* _Required action_
Please reproduce every entry, keeping each one exact.
BEGIN Input records
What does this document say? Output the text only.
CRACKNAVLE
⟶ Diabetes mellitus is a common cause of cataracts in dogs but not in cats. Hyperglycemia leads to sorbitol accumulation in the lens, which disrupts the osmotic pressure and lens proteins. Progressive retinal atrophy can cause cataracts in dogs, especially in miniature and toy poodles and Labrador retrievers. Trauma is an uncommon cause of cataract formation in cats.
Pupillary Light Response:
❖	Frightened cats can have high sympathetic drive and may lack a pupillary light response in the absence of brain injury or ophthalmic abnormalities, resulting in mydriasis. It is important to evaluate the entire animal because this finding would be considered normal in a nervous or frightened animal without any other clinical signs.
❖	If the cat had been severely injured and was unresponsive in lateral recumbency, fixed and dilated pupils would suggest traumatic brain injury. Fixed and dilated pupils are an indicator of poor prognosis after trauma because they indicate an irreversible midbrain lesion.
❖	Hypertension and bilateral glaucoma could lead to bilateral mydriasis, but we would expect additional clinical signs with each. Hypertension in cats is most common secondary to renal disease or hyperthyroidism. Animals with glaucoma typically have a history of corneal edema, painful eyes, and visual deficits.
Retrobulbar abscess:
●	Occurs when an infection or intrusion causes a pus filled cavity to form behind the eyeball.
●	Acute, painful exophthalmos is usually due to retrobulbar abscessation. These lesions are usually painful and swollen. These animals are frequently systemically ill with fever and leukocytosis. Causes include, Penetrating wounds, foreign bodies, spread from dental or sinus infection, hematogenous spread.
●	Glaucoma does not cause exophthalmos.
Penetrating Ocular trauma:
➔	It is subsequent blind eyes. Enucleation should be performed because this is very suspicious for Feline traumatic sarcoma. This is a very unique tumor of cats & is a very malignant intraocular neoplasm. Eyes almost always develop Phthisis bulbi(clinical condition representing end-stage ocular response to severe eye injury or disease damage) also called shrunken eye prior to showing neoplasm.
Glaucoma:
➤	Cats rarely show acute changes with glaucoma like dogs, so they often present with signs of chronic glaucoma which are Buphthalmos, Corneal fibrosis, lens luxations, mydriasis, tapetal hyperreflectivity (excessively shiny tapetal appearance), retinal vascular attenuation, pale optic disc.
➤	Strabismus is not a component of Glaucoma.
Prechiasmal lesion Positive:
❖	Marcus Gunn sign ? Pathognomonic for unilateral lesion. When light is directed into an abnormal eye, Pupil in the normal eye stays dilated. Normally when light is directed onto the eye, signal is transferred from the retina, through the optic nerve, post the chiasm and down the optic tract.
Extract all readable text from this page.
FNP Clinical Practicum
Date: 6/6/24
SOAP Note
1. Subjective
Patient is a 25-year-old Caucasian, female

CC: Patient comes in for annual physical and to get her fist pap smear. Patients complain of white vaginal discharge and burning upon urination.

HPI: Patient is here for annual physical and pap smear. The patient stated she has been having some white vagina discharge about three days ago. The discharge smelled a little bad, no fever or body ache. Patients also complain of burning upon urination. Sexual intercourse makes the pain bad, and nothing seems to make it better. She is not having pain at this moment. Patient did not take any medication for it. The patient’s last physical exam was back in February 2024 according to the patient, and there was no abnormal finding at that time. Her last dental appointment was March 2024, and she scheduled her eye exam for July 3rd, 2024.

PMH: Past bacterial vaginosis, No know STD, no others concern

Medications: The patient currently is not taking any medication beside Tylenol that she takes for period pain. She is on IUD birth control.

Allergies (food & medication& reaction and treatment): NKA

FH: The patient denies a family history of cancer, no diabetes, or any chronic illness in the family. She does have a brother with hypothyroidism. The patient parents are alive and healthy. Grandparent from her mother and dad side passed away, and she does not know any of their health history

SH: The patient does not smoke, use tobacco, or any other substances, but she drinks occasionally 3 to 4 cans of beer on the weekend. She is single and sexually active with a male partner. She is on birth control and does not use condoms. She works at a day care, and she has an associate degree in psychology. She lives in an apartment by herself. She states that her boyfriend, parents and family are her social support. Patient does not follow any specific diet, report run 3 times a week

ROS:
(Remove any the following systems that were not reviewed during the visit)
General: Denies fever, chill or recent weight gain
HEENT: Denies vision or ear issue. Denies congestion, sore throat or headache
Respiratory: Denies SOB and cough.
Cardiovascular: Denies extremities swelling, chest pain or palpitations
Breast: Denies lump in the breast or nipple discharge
END Input records
* _Written solution_
What does this document say? Output the text only.
CRACKNAVLE
⟶ Diabetes mellitus is a common cause of cataracts in dogs but not in cats. Hyperglycemia leads to sorbitol accumulation in the lens, which disrupts the osmotic pressure and lens proteins. Progressive retinal atrophy can cause cataracts in dogs, especially in miniature and toy poodles and Labrador retrievers. Trauma is an uncommon cause of cataract formation in cats.
Pupillary Light Response:
❖	Frightened cats can have high sympathetic drive and may lack a pupillary light response in the absence of brain injury or ophthalmic abnormalities, resulting in mydriasis. It is important to evaluate the entire animal because this finding would be considered normal in a nervous or frightened animal without any other clinical signs.
❖	If the cat had been severely injured and was unresponsive in lateral recumbency, fixed and dilated pupils would suggest traumatic brain injury. Fixed and dilated pupils are an indicator of poor prognosis after trauma because they indicate an irreversible midbrain lesion.
❖	Hypertension and bilateral glaucoma could lead to bilateral mydriasis, but we would expect additional clinical signs with each. Hypertension in cats is most common secondary to renal disease or hyperthyroidism. Animals with glaucoma typically have a history of corneal edema, painful eyes, and visual deficits.
Retrobulbar abscess:
●	Occurs when an infection or intrusion causes a pus filled cavity to form behind the eyeball.
●	Acute, painful exophthalmos is usually due to retrobulbar abscessation. These lesions are usually painful and swollen. These animals are frequently systemically ill with fever and leukocytosis. Causes include, Penetrating wounds, foreign bodies, spread from dental or sinus infection, hematogenous spread.
●	Glaucoma does not cause exophthalmos.
Penetrating Ocular trauma:
➔	It is subsequent blind eyes. Enucleation should be performed because this is very suspicious for Feline traumatic sarcoma. This is a very unique tumor of cats & is a very malignant intraocular neoplasm. Eyes almost always develop Phthisis bulbi(clinical condition representing end-stage ocular response to severe eye injury or disease damage) also called shrunken eye prior to showing neoplasm.
Glaucoma:
➤	Cats rarely show acute changes with glaucoma like dogs, so they often present with signs of chronic glaucoma which are Buphthalmos, Corneal fibrosis, lens luxations, mydriasis, tapetal hyperreflectivity (excessively shiny tapetal appearance), retinal vascular attenuation, pale optic disc.
➤	Strabismus is not a component of Glaucoma.
Prechiasmal lesion Positive:
❖	Marcus Gunn sign ? Pathognomonic for unilateral lesion. When light is directed into an abnormal eye, Pupil in the normal eye stays dilated. Normally when light is directed onto the eye, signal is transferred from the retina, through the optic nerve, post the chiasm and down the optic tract.
Extract all readable text from this page.
FNP Clinical Practicum
Date: 6/6/24
SOAP Note
1. Subjective
Patient is a 25-year-old Caucasian, female

CC: Patient comes in for annual physical and to get her fist pap smear. Patients complain of white vaginal discharge and burning upon urination.

HPI: Patient is here for annual physical and pap smear. The patient stated she has been having some white vagina discharge about three days ago. The discharge smelled a little bad, no fever or body ache. Patients also complain of burning upon urination. Sexual intercourse makes the pain bad, and nothing seems to make it better. She is not having pain at this moment. Patient did not take any medication for it. The patient’s last physical exam was back in February 2024 according to the patient, and there was no abnormal finding at that time. Her last dental appointment was March 2024, and she scheduled her eye exam for July 3rd, 2024.

PMH: Past bacterial vaginosis, No know STD, no others concern

Medications: The patient currently is not taking any medication beside Tylenol that she takes for period pain. She is on IUD birth control.

Allergies (food & medication& reaction and treatment): NKA

FH: The patient denies a family history of cancer, no diabetes, or any chronic illness in the family. She does have a brother with hypothyroidism. The patient parents are alive and healthy. Grandparent from her mother and dad side passed away, and she does not know any of their health history

SH: The patient does not smoke, use tobacco, or any other substances, but she drinks occasionally 3 to 4 cans of beer on the weekend. She is single and sexually active with a male partner. She is on birth control and does not use condoms. She works at a day care, and she has an associate degree in psychology. She lives in an apartment by herself. She states that her boyfriend, parents and family are her social support. Patient does not follow any specific diet, report run 3 times a week

ROS:
(Remove any the following systems that were not reviewed during the visit)
General: Denies fever, chill or recent weight gain
HEENT: Denies vision or ear issue. Denies congestion, sore throat or headache
Respiratory: Denies SOB and cough.
Cardiovascular: Denies extremities swelling, chest pain or palpitations
Breast: Denies lump in the breast or nipple discharge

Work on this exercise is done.